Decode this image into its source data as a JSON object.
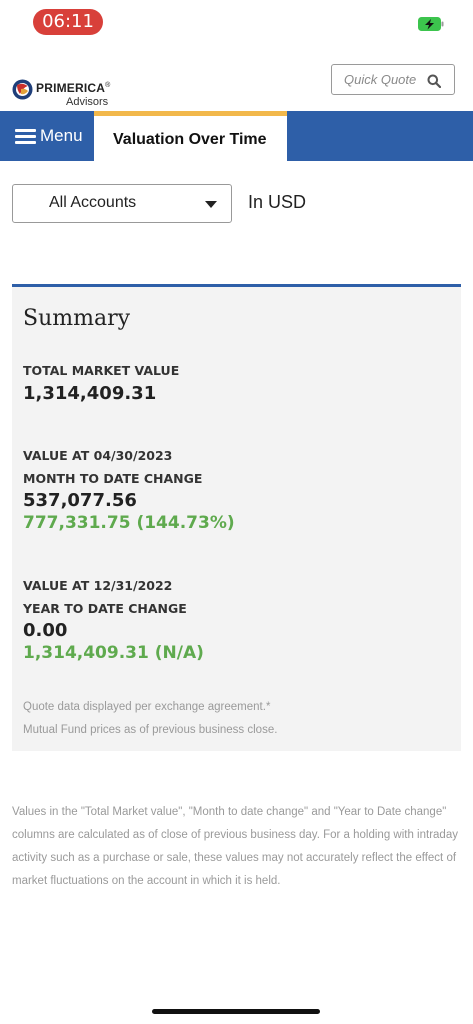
{
  "status_bar": {
    "time": "06:11",
    "battery_color": "#3cc44d"
  },
  "header": {
    "brand": "PRIMERICA",
    "brand_suffix": "®",
    "brand_sub": "Advisors",
    "quick_quote_placeholder": "Quick Quote",
    "search_icon": "search-icon"
  },
  "nav": {
    "menu_label": "Menu",
    "active_tab": "Valuation Over Time",
    "bar_color": "#2e5fa8",
    "tab_accent": "#f2b84b"
  },
  "filters": {
    "account_selected": "All Accounts",
    "currency": "In USD"
  },
  "summary": {
    "title": "Summary",
    "total_market_value_label": "TOTAL MARKET VALUE",
    "total_market_value": "1,314,409.31",
    "mtd_value_at_label": "VALUE AT 04/30/2023",
    "mtd_change_label": "MONTH TO DATE CHANGE",
    "mtd_value": "537,077.56",
    "mtd_change": "777,331.75 (144.73%)",
    "ytd_value_at_label": "VALUE AT 12/31/2022",
    "ytd_change_label": "YEAR TO DATE CHANGE",
    "ytd_value": "0.00",
    "ytd_change": "1,314,409.31 (N/A)",
    "note_1": "Quote data displayed per exchange agreement.*",
    "note_2": "Mutual Fund prices as of previous business close.",
    "positive_color": "#5faa4e"
  },
  "disclaimer": "Values in the \"Total Market value\", \"Month to date change\" and \"Year to Date change\" columns are calculated as of close of previous business day. For a holding with intraday activity such as a purchase or sale, these values may not accurately reflect the effect of market fluctuations on the account in which it is held."
}
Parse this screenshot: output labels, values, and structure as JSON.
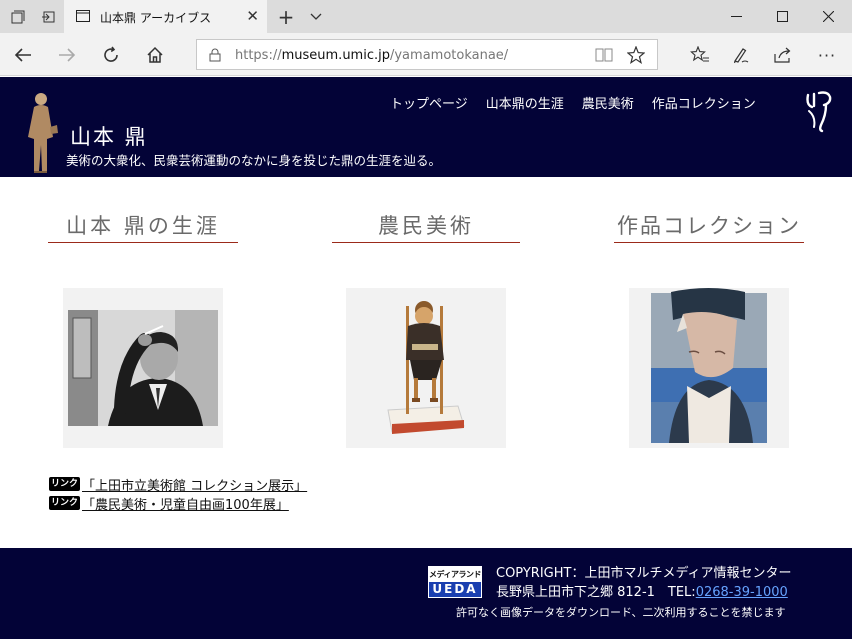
{
  "browser": {
    "tab_title": "山本鼎 アーカイブス",
    "url_prefix": "https://",
    "url_host": "museum.umic.jp",
    "url_path": "/yamamotokanae/"
  },
  "header": {
    "title": "山本 鼎",
    "tagline": "美術の大衆化、民衆芸術運動のなかに身を投じた鼎の生涯を辿る。",
    "menu": [
      "トップページ",
      "山本鼎の生涯",
      "農民美術",
      "作品コレクション"
    ]
  },
  "sections": [
    {
      "heading": "山本 鼎の生涯"
    },
    {
      "heading": "農民美術"
    },
    {
      "heading": "作品コレクション"
    }
  ],
  "links": [
    {
      "badge": "リンク",
      "text": "「上田市立美術館 コレクション展示」"
    },
    {
      "badge": "リンク",
      "text": "「農民美術・児童自由画100年展」"
    }
  ],
  "footer": {
    "logo_top": "メディアランド",
    "logo_bottom": "UEDA",
    "copyright": "COPYRIGHT：上田市マルチメディア情報センター",
    "address": "長野県上田市下之郷 812-1　TEL:",
    "tel": "0268-39-1000",
    "notice": "許可なく画像データをダウンロード、二次利用することを禁じます"
  }
}
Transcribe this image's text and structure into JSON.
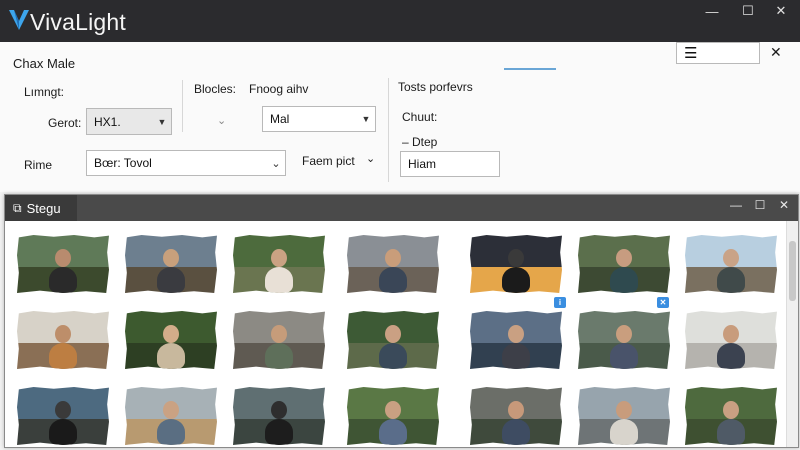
{
  "app": {
    "title": "VivaLight"
  },
  "window_controls": {
    "minimize": "—",
    "maximize": "☐",
    "close": "✕"
  },
  "panel": {
    "heading": "Chax Male",
    "menu_glyph": "☰",
    "close_glyph": "✕",
    "group1_label": "Lımngt:",
    "gerot_label": "Gerot:",
    "gerot_value": "HX1.",
    "rime_label": "Rime",
    "rime_value": "Bœr: Tovol",
    "blocles_label": "Blocles:",
    "fnoog_label": "Fnoog aihv",
    "mal_value": "Mal",
    "faem_label": "Faem pict",
    "tosts_label": "Tosts porfevrs",
    "chuut_label": "Chuut:",
    "dtep_label": "– Dtep",
    "hiam_value": "Hiam"
  },
  "gallery": {
    "tab_label": "Stegu",
    "controls": {
      "minimize": "—",
      "maximize": "☐",
      "close": "✕"
    },
    "photos": [
      {
        "sky": "#5f7a58",
        "ground": "#3c4a2d",
        "person": "#2a2a2a",
        "skin": "#b88b6e"
      },
      {
        "sky": "#6d7f8f",
        "ground": "#5a5040",
        "person": "#3a3b40",
        "skin": "#c8a07c"
      },
      {
        "sky": "#4d6b3d",
        "ground": "#6a7550",
        "person": "#e8e0d6",
        "skin": "#caa283"
      },
      {
        "sky": "#8a8f95",
        "ground": "#6b6258",
        "person": "#3a4657",
        "skin": "#c99d7a"
      },
      {
        "sky": "#2c2f38",
        "ground": "#e5a64a",
        "person": "#1b1b1b",
        "skin": "#3a3a3a"
      },
      {
        "sky": "#5b6f4c",
        "ground": "#3d4a33",
        "person": "#2f4a4f",
        "skin": "#c79c80"
      },
      {
        "sky": "#b8cfe0",
        "ground": "#7a7060",
        "person": "#404a4a",
        "skin": "#c9a387"
      },
      {
        "sky": "#d7d2c8",
        "ground": "#8a6f55",
        "person": "#bd7e42",
        "skin": "#bd8e6a"
      },
      {
        "sky": "#3d5a2f",
        "ground": "#2d3f23",
        "person": "#c8b89d",
        "skin": "#d3ad8a"
      },
      {
        "sky": "#8c8a84",
        "ground": "#5f5a52",
        "person": "#5e6f5a",
        "skin": "#c69c7a"
      },
      {
        "sky": "#3d5a35",
        "ground": "#5d6a4a",
        "person": "#3a4a5a",
        "skin": "#caa083"
      },
      {
        "sky": "#5c6f86",
        "ground": "#314050",
        "person": "#3d3f48",
        "skin": "#c9a082"
      },
      {
        "sky": "#6a7a6c",
        "ground": "#4a5a4a",
        "person": "#49536a",
        "skin": "#c99e7e"
      },
      {
        "sky": "#dedfdb",
        "ground": "#b5b3ae",
        "person": "#3b4250",
        "skin": "#c89c7c"
      },
      {
        "sky": "#4d6a80",
        "ground": "#3a3f3c",
        "person": "#1a1a1a",
        "skin": "#3a3a3a"
      },
      {
        "sky": "#a7b1b6",
        "ground": "#b89a70",
        "person": "#5a6e82",
        "skin": "#caa283"
      },
      {
        "sky": "#5f6f72",
        "ground": "#3b4540",
        "person": "#1d1d1d",
        "skin": "#2e2e2e"
      },
      {
        "sky": "#5a7845",
        "ground": "#3f5534",
        "person": "#5a6d8a",
        "skin": "#c9a082"
      },
      {
        "sky": "#6b6e68",
        "ground": "#3f4a3c",
        "person": "#3e4c62",
        "skin": "#c7997a"
      },
      {
        "sky": "#97a4ad",
        "ground": "#6e7476",
        "person": "#d8d4cc",
        "skin": "#c89c7c"
      },
      {
        "sky": "#4e6a3e",
        "ground": "#3e5031",
        "person": "#4f5a66",
        "skin": "#c9a082"
      }
    ],
    "badges": [
      {
        "glyph": "i",
        "color": "#3a8ee0"
      },
      {
        "glyph": "✕",
        "color": "#3a8ee0"
      }
    ]
  }
}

• Task prompt
How many of these lines contain "heading"? Write only the number.

• Exercise response
4